» **AIM**: Locate every line below that contains the word "Таращанскаго" and copy it.

─── MATERIAL PROVIDED

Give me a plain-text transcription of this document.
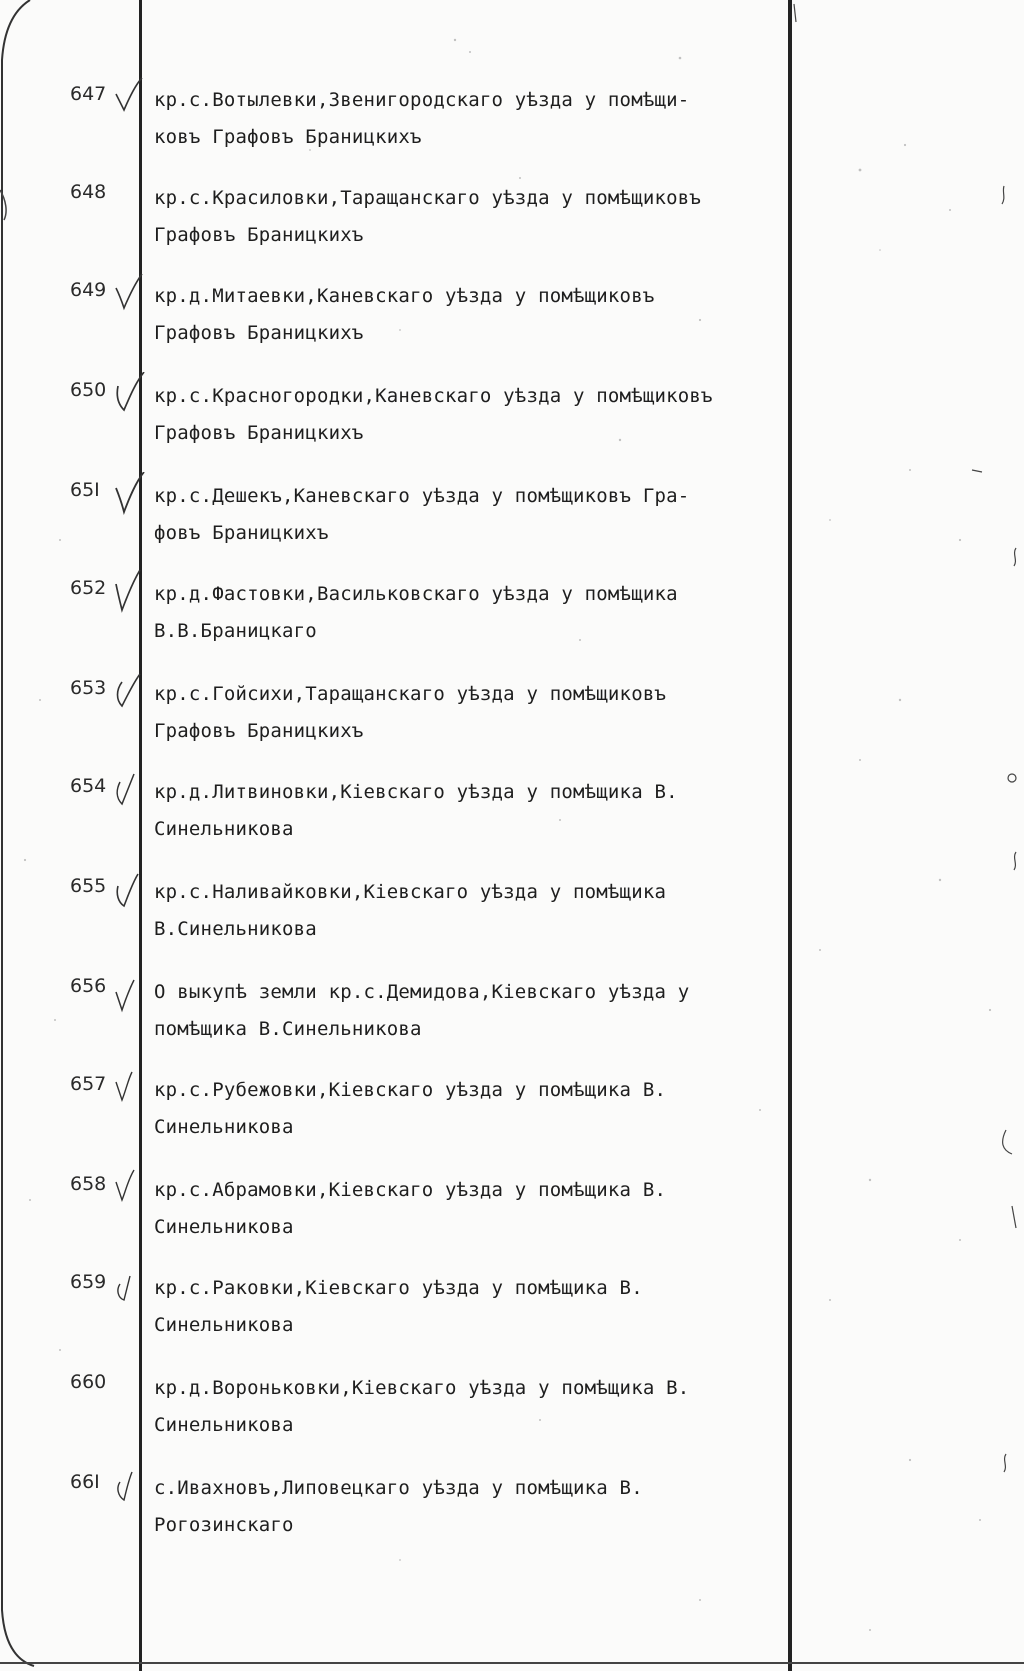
647	кр.с.Вотылевки,Звенигородскаго уѣзда у помѣщи-
ковъ Графовъ Браницкихъ
648	кр.с.Красиловки,Таращанскаго уѣзда у помѣщиковъ
Графовъ Браницкихъ
649	кр.д.Митаевки,Каневскаго уѣзда у помѣщиковъ
Графовъ Браницкихъ
650	кр.с.Красногородки,Каневскаго уѣзда у помѣщиковъ
Графовъ Браницкихъ
65I	кр.с.Дешекъ,Каневскаго уѣзда у помѣщиковъ Гра-
фовъ Браницкихъ
652	кр.д.Фастовки,Васильковскаго уѣзда у помѣщика
В.В.Браницкаго
653	кр.с.Гойсихи,Таращанскаго уѣзда у помѣщиковъ
Графовъ Браницкихъ
654	кр.д.Литвиновки,Кіевскаго уѣзда у помѣщика В.
Синельникова
655	кр.с.Наливайковки,Кіевскаго уѣзда у помѣщика
В.Синельникова
656	О выкупѣ земли кр.с.Демидова,Кіевскаго уѣзда у
помѣщика В.Синельникова
657	кр.с.Рубежовки,Кіевскаго уѣзда у помѣщика В.
Синельникова
658	кр.с.Абрамовки,Кіевскаго уѣзда у помѣщика В.
Синельникова
659	кр.с.Раковки,Кіевскаго уѣзда у помѣщика В.
Синельникова
660	кр.д.Вороньковки,Кіевскаго уѣзда у помѣщика В.
Синельникова
66I	с.Ивахновъ,Липовецкаго уѣзда у помѣщика В.
Рогозинскаго
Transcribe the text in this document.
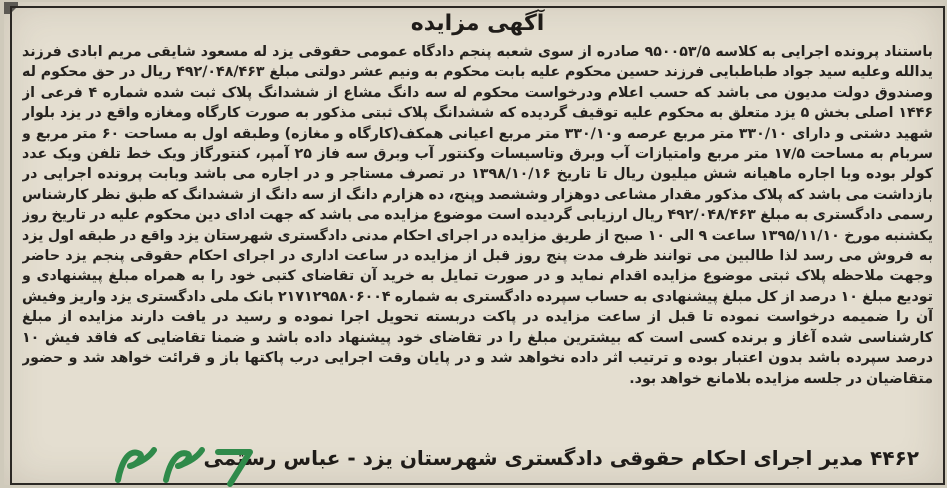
آگهی مزایده
باستناد پرونده اجرایی به کلاسه ۹۵۰۰۵۳/۵ صادره از سوی شعبه پنجم دادگاه عمومی حقوقی یزد له مسعود شایقی مریم ابادی فرزند یدالله وعلیه سید جواد طباطبایی فرزند حسین محکوم علیه بابت محکوم به ونیم عشر دولتی مبلغ ۴۹۲/۰۴۸/۴۶۳ ریال در حق محکوم له وصندوق دولت مدیون می باشد که حسب اعلام ودرخواست محکوم له سه دانگ مشاع از ششدانگ پلاک ثبت شده شماره ۴ فرعی از ۱۴۴۶ اصلی بخش ۵ یزد متعلق به محکوم علیه توقیف گردیده که ششدانگ پلاک ثبتی مذکور به صورت کارگاه ومغازه واقع در یزد بلوار شهید دشتی و دارای ۳۳۰/۱۰ متر مربع عرصه و۳۳۰/۱۰ متر مربع اعیانی همکف(کارگاه و مغازه) وطبقه اول به مساحت ۶۰ متر مربع و سربام به مساحت ۱۷/۵ متر مربع وامتیازات آب وبرق وتاسیسات وکنتور آب وبرق سه فاز ۲۵ آمپر، کنتورگاز ویک خط تلفن ویک عدد کولر بوده وبا اجاره ماهیانه شش میلیون ریال تا تاریخ ۱۳۹۸/۱۰/۱۶ در تصرف مستاجر و در اجاره می باشد وبابت پرونده اجرایی در بازداشت می باشد که پلاک مذکور مقدار مشاعی دوهزار وششصد وپنج، ده هزارم دانگ از سه دانگ از ششدانگ که طبق نظر کارشناس رسمی دادگستری به مبلغ ۴۹۲/۰۴۸/۴۶۳ ریال ارزیابی گردیده است موضوع مزایده می باشد که جهت ادای دین محکوم علیه در تاریخ روز یکشنبه مورخ ۱۳۹۵/۱۱/۱۰ ساعت ۹ الی ۱۰ صبح از طریق مزایده در اجرای احکام مدنی دادگستری شهرستان یزد واقع در طبقه اول یزد به فروش می رسد لذا طالبین می توانند ظرف مدت پنج روز قبل از مزایده در ساعت اداری در اجرای احکام حقوقی پنجم یزد حاضر وجهت ملاحظه پلاک ثبتی موضوع مزایده اقدام نماید و در صورت تمایل به خرید آن تقاضای کتبی خود را به همراه مبلغ پیشنهادی و تودیع مبلغ ۱۰ درصد از کل مبلغ پیشنهادی به حساب سپرده دادگستری به شماره ۲۱۷۱۲۹۵۸۰۶۰۰۴ بانک ملی دادگستری یزد واریز وفیش آن را ضمیمه درخواست نموده تا قبل از ساعت مزایده در پاکت دربسته تحویل اجرا نموده و رسید در یافت دارند مزایده از مبلغ کارشناسی شده آغاز و برنده کسی است که بیشترین مبلغ را در تقاضای خود پیشنهاد داده باشد و ضمنا تقاضایی که فاقد فیش ۱۰ درصد سپرده باشد بدون اعتبار بوده و ترتیب اثر داده نخواهد شد و در پایان وقت اجرایی درب پاکتها باز و قرائت خواهد شد و حضور متقاضیان در جلسه مزایده بلامانع خواهد بود.
۴۴۶۲ مدیر اجرای احکام حقوقی دادگستری شهرستان یزد - عباس رستمی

──────

» **ANSWER IN FULL**:
648	кр.с.Красиловки,Таращанскаго уѣзда у помѣщиковъ
653	кр.с.Гойсихи,Таращанскаго уѣзда у помѣщиковъ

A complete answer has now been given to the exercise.